GIVEN TASK A |
In the entries, change "side view" to "lateral view" in the stretch from the line containing "Patent image size: (484, 280)." through the line containing "The angle j is at (137, 190).", leaving everything else as it is. Return only those lines.

====== TEXT ======

SECTION 2.05. VALIDITY. This Agreement has been duly executed and
delivered by the Company and constitutes the legal, valid and binding obligation
of the Company, enforceable against the Company in accordance with its terms.
Each of the Notes and the Ancillary Agreements, when executed and delivered by
the Company as provided in this Agreement, will constitute the legal, valid and
binding obligation of the Company, enforceable against the Company in accordance
with its terms, except that no representation is made as to the enforceability
of the indemnification or contribution provisions of the Registration Rights
Agreement.
SECTION 2.06. GOVERNMENTAL APPROVALS. Subject to the accuracy of the
representations and warranties of the Purchasers set forth in Article III hereof
and except for a possible required filing and approval under the
Xxxx-Xxxxx-Xxxxxx Antitrust Improvements Act of 1976, as amended (the "HSR
ACT"), upon conversion of all of the Notes into Conversion Shares, no
registration or filing with, or consent or approval of, or other action by, any
federal, state or other governmental agency or instrumentality is or will be
necessary for the valid execution, delivery and performance of this Agreement,
the Notes or the Ancillary Agreements, or the issuance, sale and delivery of the
Conversion Shares.
SECTION 2.07. FINANCIAL STATEMENTS. (a) The Company has furnished to
the Purchasers the unaudited consolidated balance sheet of the Company and its
subsidiaries as of November 30, 2000 (the "NOVEMBER 30, 2000 BALANCE SHEET") and
the related consolidated statements of operations, stockholders' equity and cash
flows for the fiscal year then ended. All such financial statements (including
any related schedules and/or notes) have been prepared in accordance with
generally accepted accounting principles in the United States ("GAAP")
consistently applied and consistent with prior periods, except for normal
year-end adjustments and the absence of footnotes. Such balance sheet fairly
presents in all material respects the consolidated financial position of the
Company and its subsidiaries as of November 30, 2000, and such statements of
operations, stockholders' equity and cash flows fairly present in all material
respects the consolidated results of operations, stockholders' equity and cash
flows of the Company and its subsidiaries for the year ended November 30, 2000.
(b) Except as and to the extent (i) reflected on the November 30, 2000
Balance Sheet (including the notes thereto), (ii) incurred since November 30,
2000 in the ordinary course of business consistent with past practice, or (iii)

====== INPUT ROWS ======

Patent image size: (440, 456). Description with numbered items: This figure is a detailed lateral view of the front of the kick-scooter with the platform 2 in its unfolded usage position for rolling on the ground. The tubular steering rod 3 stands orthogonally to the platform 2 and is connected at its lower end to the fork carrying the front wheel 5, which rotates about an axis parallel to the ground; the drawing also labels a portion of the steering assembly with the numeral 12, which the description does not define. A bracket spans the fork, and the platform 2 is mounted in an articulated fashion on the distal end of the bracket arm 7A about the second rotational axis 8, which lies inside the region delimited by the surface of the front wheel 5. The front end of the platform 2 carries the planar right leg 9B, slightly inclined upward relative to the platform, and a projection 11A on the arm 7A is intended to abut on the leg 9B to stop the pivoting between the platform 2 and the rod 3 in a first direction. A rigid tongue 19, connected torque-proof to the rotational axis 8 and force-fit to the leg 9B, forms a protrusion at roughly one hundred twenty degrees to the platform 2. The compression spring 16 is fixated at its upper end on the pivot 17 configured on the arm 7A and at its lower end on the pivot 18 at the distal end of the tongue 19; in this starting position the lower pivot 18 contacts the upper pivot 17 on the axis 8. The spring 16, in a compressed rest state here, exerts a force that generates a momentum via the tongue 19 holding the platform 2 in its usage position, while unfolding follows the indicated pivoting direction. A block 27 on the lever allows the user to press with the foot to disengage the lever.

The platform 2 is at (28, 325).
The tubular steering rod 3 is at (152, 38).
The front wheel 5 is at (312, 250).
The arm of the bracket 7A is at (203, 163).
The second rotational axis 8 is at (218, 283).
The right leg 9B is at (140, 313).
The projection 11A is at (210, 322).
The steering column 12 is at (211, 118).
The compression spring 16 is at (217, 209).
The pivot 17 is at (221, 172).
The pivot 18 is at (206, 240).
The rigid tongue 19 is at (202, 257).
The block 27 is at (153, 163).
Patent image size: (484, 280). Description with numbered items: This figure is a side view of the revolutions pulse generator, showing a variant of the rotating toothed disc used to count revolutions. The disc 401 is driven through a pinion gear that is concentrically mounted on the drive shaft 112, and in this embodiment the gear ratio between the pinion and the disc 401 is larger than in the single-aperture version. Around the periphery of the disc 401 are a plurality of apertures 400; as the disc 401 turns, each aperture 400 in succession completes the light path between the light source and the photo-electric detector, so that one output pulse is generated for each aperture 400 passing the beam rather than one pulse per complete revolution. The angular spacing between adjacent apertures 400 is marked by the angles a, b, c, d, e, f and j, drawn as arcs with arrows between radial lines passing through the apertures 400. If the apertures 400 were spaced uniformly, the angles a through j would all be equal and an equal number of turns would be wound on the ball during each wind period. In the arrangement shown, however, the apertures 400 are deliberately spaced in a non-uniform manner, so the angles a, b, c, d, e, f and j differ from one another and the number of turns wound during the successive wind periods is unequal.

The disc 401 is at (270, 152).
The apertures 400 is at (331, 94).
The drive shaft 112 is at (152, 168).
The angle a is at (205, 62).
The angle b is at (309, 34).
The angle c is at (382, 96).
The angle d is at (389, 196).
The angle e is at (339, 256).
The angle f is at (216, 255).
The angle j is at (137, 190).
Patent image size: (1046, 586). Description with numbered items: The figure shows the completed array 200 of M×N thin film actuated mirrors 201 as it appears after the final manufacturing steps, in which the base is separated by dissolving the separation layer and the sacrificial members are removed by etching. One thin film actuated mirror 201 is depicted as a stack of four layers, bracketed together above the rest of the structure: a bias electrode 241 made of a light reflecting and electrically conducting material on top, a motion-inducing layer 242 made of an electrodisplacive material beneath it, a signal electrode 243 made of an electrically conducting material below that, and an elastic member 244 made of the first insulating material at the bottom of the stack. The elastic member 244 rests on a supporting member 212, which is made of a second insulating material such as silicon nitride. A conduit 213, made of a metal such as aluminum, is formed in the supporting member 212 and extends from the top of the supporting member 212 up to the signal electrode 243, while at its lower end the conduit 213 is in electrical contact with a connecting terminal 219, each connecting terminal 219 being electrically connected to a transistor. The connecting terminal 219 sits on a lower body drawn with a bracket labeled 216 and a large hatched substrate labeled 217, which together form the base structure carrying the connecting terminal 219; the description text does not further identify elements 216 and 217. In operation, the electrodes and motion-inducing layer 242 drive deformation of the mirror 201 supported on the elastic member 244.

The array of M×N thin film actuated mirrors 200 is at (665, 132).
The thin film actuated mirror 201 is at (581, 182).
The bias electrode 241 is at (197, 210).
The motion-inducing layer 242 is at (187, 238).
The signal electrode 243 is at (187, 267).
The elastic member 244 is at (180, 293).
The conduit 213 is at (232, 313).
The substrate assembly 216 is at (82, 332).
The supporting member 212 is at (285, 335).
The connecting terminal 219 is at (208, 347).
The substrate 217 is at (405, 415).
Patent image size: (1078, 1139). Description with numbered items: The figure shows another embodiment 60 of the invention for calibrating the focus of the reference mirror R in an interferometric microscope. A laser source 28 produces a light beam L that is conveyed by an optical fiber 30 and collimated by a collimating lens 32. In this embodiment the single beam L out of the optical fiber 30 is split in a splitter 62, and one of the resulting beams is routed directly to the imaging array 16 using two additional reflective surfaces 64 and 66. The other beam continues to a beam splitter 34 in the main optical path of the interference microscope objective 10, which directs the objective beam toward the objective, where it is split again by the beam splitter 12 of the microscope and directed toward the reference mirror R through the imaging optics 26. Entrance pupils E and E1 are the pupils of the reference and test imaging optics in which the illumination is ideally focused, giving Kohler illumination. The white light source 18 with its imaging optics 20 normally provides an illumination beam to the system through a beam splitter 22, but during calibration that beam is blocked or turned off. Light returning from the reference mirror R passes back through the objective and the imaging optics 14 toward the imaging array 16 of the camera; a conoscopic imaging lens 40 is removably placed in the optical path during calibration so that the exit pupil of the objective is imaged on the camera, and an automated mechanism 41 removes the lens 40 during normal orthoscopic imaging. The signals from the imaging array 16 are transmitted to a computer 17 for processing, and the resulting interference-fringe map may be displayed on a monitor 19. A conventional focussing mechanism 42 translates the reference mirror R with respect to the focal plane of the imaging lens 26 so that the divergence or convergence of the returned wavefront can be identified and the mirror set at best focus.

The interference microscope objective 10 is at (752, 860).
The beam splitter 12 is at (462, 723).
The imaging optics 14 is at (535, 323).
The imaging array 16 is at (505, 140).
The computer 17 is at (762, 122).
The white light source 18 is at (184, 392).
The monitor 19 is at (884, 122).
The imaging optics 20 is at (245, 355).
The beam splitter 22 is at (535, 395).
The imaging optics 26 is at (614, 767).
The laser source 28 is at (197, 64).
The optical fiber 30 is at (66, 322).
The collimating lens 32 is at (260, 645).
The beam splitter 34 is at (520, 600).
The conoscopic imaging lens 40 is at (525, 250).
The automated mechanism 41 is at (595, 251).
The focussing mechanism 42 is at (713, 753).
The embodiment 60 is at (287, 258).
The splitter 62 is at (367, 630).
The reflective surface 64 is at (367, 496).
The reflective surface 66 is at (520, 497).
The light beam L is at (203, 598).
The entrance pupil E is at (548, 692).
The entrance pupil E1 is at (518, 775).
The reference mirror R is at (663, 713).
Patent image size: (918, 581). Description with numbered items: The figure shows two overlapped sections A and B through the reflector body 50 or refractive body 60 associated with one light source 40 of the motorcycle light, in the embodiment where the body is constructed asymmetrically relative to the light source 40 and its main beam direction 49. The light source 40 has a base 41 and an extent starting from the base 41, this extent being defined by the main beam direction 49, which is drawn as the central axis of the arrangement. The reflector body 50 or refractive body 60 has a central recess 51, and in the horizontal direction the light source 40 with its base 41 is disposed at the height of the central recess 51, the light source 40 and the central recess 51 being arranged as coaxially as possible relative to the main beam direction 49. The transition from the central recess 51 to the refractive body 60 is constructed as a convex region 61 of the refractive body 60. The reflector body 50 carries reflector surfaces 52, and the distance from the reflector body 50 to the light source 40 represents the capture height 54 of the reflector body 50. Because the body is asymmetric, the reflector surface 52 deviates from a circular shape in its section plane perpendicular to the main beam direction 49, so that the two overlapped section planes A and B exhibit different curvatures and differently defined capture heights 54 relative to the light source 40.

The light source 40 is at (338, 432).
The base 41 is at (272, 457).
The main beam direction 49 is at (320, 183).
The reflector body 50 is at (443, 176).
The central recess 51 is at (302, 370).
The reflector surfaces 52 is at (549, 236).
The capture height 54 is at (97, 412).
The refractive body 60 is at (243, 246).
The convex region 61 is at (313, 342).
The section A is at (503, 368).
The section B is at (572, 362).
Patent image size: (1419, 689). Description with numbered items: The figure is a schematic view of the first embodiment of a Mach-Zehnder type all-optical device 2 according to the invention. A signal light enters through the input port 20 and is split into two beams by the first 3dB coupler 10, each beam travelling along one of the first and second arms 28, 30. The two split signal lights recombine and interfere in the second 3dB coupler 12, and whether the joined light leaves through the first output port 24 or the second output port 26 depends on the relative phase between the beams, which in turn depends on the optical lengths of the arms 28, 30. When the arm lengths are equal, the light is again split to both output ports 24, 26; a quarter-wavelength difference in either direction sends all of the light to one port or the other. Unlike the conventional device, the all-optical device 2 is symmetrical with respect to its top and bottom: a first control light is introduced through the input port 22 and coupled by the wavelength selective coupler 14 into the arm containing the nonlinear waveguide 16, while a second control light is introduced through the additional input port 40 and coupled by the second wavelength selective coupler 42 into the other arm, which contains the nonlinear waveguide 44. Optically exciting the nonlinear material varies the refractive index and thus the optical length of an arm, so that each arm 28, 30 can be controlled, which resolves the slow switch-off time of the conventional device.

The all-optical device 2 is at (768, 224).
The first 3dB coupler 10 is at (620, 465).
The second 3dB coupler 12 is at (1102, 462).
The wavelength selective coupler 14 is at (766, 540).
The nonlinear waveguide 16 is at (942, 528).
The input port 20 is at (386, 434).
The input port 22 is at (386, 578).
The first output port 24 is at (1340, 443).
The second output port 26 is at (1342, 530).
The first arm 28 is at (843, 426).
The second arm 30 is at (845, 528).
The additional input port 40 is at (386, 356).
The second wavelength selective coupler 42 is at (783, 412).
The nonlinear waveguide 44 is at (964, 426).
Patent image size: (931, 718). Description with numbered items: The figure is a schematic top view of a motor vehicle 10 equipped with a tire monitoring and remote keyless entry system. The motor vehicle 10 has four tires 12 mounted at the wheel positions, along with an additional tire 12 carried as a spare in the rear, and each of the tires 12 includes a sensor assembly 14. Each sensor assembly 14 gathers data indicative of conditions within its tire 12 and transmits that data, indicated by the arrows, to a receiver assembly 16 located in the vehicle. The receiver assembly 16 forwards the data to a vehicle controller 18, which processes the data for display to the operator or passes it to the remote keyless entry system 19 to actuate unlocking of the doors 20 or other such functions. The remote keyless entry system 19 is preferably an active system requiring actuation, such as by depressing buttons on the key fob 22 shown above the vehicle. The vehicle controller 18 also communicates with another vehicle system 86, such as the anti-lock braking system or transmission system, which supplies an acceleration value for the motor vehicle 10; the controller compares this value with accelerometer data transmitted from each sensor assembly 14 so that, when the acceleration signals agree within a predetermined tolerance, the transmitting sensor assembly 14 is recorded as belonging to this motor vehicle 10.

======

GIVEN TASK B |
Write what comes next in the agreement text, continuing from its final line.

RESULT A |
Patent image size: (484, 280). Description with numbered items: This figure is a lateral view of the revolutions pulse generator, showing a variant of the rotating toothed disc used to count revolutions. The disc 401 is driven through a pinion gear that is concentrically mounted on the drive shaft 112, and in this embodiment the gear ratio between the pinion and the disc 401 is larger than in the single-aperture version. Around the periphery of the disc 401 are a plurality of apertures 400; as the disc 401 turns, each aperture 400 in succession completes the light path between the light source and the photo-electric detector, so that one output pulse is generated for each aperture 400 passing the beam rather than one pulse per complete revolution. The angular spacing between adjacent apertures 400 is marked by the angles a, b, c, d, e, f and j, drawn as arcs with arrows between radial lines passing through the apertures 400. If the apertures 400 were spaced uniformly, the angles a through j would all be equal and an equal number of turns would be wound on the ball during each wind period. In the arrangement shown, however, the apertures 400 are deliberately spaced in a non-uniform manner, so the angles a, b, c, d, e, f and j differ from one another and the number of turns wound during the successive wind periods is unequal.

The disc 401 is at (270, 152).
The apertures 400 is at (331, 94).
The drive shaft 112 is at (152, 168).
The angle a is at (205, 62).
The angle b is at (309, 34).
The angle c is at (382, 96).
The angle d is at (389, 196).
The angle e is at (339, 256).
The angle f is at (216, 255).
The angle j is at (137, 190).

RESULT B |
set forth on SCHEDULE 2.07 hereto, neither the Company nor any of its
subsidiaries has any material liabilities or obligations of any kind or nature,
whether known or unknown, secured or unsecured, absolute, accrued, contingent or
otherwise, and whether due or to become due, that would be required to be
reflected on a balance sheet, or the notes thereto, prepared in accordance with
GAAP. Since November 30, 2000, neither the Company nor any of its subsidiaries
has suffered any Material Adverse Effect.
SECTION 2.08. SEC FILINGS. The Company has filed all forms, reports
and documents required to be filed with the Securities and Exchange Commission
(the "SEC") since February 18, 2000, and the Company has made available to the
Purchasers, as filed with the SEC, complete and accurate copies of (i) the
Annual Report of the Company on Form 10-K for the year ended December 31, 1999,
and (ii) all other reports, statements and registration statements (including
Current Reports on Form 8-K and Quarterly Report on Form 10-Q) filed by the
Company with the SEC since December 31, 1999, in each case including all
amendments and supplements (collectively, the "COMPANY SEC FILINGS"). The
Company SEC Filings (excluding any financial statements or schedules included
therein, which are covered by the representations and warranties of the Company
in Section 2.07(a)) (i) were prepared in compliance with the requirements of the
Securities Act of 1933, as amended (the "SECURITIES ACT"), or the Securities
Exchange Act of 1934, as amended (the "EXCHANGE ACT"), and the rules and
regulations thereunder, and the rules and regulations thereunder, as the case
may be, and (ii) did not at the time of filing (or if amended, supplemented or
superseded by a filing prior to the date hereof, on the date of that filing)
contain any untrue statement of a material fact or omit to state a material fact
required to be stated therein or necessary in order to make the statements
therein, in light of the circumstances under which they were made, not
misleading.
SECTION 2.09. ABSENCE OF CERTAIN CHANGES OR EVENTS. Except as
otherwise disclosed in the Company SEC Filings and except as otherwise expressly
contemplated by this Agreement, since November 30, 2000, neither the Company nor
any of its subsidiaries has (i) issued any stock, bonds or other corporate
securities, (ii) borrowed or refinanced any indebtedness for borrowed money
other than borrowings under the Amended and Restated Credit Agreement dated as
of September 5, 2000 (the "Credit Agreement"), among the Company, Savvis
Communications Corporation, a Missouri Corporation, Nortel Networks Inc., as
Administrative Agent, and the lenders named therein, (iii) discharged or
satisfied any material Claim or incurred or paid any obligation or liability
(absolute or contingent) other than current liabilities shown on the November
30, 2000 Balance Sheet and current liabilities incurred since the date of such
balance sheet in the ordinary course of business consistent with past practice,
(iv) in the case of the Company only, declared or made any payment or
distribution to stockholders, or purchased or redeemed any shares of its capital
stock or other securities, or (v) except in connection with this Agreement and
the transactions contemplated hereby, entered into
any agreement, letter of intent or similar undertaking to take any of the
actions listed in clauses (i) through (iv) above.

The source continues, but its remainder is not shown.